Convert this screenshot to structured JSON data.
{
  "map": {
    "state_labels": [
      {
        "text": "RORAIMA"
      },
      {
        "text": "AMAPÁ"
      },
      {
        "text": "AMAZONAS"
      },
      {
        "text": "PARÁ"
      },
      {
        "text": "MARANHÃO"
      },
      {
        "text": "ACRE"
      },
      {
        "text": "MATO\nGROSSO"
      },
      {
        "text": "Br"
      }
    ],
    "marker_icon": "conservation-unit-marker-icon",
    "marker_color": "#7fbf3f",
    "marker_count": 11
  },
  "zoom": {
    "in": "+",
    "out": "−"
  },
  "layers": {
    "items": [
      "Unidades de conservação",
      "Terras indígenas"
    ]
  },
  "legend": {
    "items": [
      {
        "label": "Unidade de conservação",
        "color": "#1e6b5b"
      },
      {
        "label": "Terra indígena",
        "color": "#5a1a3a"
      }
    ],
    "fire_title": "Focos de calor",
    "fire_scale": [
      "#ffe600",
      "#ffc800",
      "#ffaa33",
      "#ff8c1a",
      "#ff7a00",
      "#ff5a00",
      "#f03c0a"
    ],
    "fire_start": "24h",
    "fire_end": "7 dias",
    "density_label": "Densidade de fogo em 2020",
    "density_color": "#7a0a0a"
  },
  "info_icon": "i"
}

What is being asked: Copy every record exactly as presented.

Exercise answer:
Convert this screenshot to structured JSON data.
{
  "map": {
    "state_labels": [
      {
        "text": "RORAIMA"
      },
      {
        "text": "AMAPÁ"
      },
      {
        "text": "AMAZONAS"
      },
      {
        "text": "PARÁ"
      },
      {
        "text": "MARANHÃO"
      },
      {
        "text": "ACRE"
      },
      {
        "text": "MATO\nGROSSO"
      },
      {
        "text": "Br"
      }
    ],
    "marker_icon": "conservation-unit-marker-icon",
    "marker_color": "#7fbf3f",
    "marker_count": 11
  },
  "zoom": {
    "in": "+",
    "out": "−"
  },
  "layers": {
    "items": [
      "Unidades de conservação",
      "Terras indígenas"
    ]
  },
  "legend": {
    "items": [
      {
        "label": "Unidade de conservação",
        "color": "#1e6b5b"
      },
      {
        "label": "Terra indígena",
        "color": "#5a1a3a"
      }
    ],
    "fire_title": "Focos de calor",
    "fire_scale": [
      "#ffe600",
      "#ffc800",
      "#ffaa33",
      "#ff8c1a",
      "#ff7a00",
      "#ff5a00",
      "#f03c0a"
    ],
    "fire_start": "24h",
    "fire_end": "7 dias",
    "density_label": "Densidade de fogo em 2020",
    "density_color": "#7a0a0a"
  },
  "info_icon": "i"
}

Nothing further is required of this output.